- **EXCERPT**
┌──
Recently, using a methylation-specific PCR-based method, Gai et al. were able to show tissue-specific DNA methylation markers of liver- and colon-derived DNA in CRC and hepatocellular carcinoma [9]. In this study, tissue-derived cfDNA specificity was demonstrated by performing the SESN3 colon-specific marker and the PTK2B liver-specific marker in several tissues such as lung, esophagus, stomach, pancreas, and heart among others. Using this approach, we were able to show a significant difference in PTK2B and SESN3 concentration in patients with liver and colon aGvHD, respectively, when compared to controls. Furthermore, successful aGvHD treatment resulted in reduced PTK2B or SESN3 concentration over time suggesting that indeed cfDNA derived either from the liver or colon, respectively. Although in a different context, the PTK2B and SESN3 concentration in patients with CRC and liver metastases were comparable to patients with liver or colon aGvHD. This observation further supports that PTK2B and SESN3 are tissue-specific markers. The high diagnostic accuracy for both markers, represented by the AUC in the ROC curve and the high sensitivity and specificity of the established thresholds found in our study suggest that PTK2B and SESN3 are suitable diagnostic adjuncts for screening patients with either liver or colon aGvHD. High sensitivity assays result in a low false-negative rate, which in turn minimizes the probability of missing patients with aGvHD. Nevertheless, prospective analysis in a larger patient cohort is needed to establish accurately the true false-negative rate. It is worth noting that in half of the patients with colon aGvHD and normal liver enzymes the PTK2B concentration was raised above the threshold value. In addition, we also observed in patients with only skin aGvHD a slight increase in SESN3 and PTK2B. Taken together, this data suggest that aGvHD might affect several organs simultaneously but is clinically detected in a discrete number of organs. Due to the reduced number of patients with aGvHD in our cohort and limited follow-up samples, our results should be interpreted with caution.
└──
For each statement, say yes or no to whether it agrees with the excerpt on liver and colon cfDNA markers, and quote the excerpt's deciding words. (a) Patients with only skin aGvHD showed a slight rise in SESN3 and PTK2B. (b) The authors say no larger study is needed to pin down the true false-negative rate. (c) Successful aGvHD treatment raised PTK2B or SESN3 concentration over time. The rows have nothing to do with this.

- **SUPPLIED INFORMATION**
┌──
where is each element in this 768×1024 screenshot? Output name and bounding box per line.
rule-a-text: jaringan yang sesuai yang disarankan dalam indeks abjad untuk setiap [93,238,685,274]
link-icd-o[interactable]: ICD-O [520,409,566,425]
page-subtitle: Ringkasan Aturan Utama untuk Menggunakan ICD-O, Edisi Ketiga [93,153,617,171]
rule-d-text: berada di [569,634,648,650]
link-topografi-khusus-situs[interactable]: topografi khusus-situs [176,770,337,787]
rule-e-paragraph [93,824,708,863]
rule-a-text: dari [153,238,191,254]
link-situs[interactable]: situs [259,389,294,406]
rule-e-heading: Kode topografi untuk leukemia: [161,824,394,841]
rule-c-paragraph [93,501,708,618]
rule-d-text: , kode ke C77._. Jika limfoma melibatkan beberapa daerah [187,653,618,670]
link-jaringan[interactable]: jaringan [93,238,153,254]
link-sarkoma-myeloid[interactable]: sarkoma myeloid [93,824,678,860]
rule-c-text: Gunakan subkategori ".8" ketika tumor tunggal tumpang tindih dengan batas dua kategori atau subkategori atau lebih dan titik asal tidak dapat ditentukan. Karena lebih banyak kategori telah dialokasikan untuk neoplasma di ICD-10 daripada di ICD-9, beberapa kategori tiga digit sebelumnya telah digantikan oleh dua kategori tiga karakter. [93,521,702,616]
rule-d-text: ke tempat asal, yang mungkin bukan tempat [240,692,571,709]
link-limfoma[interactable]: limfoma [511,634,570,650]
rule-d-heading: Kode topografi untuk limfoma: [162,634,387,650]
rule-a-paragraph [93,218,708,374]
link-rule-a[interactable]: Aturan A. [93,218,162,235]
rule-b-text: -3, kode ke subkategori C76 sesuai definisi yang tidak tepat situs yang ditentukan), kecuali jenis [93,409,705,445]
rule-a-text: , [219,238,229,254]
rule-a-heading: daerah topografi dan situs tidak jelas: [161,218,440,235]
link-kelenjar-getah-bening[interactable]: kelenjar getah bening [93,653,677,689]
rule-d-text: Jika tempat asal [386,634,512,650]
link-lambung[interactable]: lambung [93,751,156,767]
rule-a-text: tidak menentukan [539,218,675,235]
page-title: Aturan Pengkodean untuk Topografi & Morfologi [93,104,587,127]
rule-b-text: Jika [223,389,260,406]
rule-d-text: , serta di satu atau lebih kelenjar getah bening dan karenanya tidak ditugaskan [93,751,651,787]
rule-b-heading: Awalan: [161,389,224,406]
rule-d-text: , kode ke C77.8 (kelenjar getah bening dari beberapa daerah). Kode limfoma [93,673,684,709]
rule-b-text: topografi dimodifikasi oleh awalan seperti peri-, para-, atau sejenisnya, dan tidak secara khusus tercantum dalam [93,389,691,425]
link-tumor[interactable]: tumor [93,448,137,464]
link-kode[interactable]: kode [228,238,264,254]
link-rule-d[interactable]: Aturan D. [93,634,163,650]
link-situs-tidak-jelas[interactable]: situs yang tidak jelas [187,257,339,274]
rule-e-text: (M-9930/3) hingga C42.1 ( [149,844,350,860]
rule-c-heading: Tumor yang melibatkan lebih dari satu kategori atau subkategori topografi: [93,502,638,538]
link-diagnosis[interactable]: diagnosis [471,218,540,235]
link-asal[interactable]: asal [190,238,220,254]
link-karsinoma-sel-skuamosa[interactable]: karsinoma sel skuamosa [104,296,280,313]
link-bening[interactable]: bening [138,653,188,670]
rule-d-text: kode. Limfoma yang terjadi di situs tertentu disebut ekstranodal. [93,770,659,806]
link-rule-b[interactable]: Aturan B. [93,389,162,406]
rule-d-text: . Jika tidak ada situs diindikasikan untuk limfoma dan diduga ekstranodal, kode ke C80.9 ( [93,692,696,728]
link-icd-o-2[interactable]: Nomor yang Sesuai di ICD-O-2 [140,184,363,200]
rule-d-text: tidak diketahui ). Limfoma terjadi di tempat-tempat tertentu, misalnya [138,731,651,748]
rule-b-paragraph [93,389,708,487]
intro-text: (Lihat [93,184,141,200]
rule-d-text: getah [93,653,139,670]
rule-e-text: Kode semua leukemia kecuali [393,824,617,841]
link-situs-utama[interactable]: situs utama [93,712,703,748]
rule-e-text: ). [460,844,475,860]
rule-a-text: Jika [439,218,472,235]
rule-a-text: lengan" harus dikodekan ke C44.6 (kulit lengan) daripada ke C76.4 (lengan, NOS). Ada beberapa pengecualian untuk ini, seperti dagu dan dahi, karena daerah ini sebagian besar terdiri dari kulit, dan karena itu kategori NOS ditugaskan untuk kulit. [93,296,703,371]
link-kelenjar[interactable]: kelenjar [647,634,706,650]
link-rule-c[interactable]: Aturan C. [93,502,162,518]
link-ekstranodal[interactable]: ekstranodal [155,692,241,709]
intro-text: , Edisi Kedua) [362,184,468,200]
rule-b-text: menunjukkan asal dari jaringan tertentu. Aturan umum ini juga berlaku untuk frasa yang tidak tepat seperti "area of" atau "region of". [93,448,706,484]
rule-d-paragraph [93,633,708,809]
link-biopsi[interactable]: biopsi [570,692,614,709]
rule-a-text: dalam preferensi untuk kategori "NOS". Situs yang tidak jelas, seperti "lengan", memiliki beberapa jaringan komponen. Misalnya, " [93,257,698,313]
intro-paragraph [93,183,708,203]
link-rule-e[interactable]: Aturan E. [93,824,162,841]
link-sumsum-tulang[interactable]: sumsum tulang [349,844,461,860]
└──
- **SOLUTION TO THIS EXERCISE**
(a) Yes: "we also observed in patients with only skin aGvHD a slight increase in SESN3 and PTK2B"
(b) No: "prospective analysis in a larger patient cohort is needed to establish accurately the true false-negative rate"
(c) No: "successful aGvHD treatment resulted in reduced PTK2B or SESN3 concentration over time"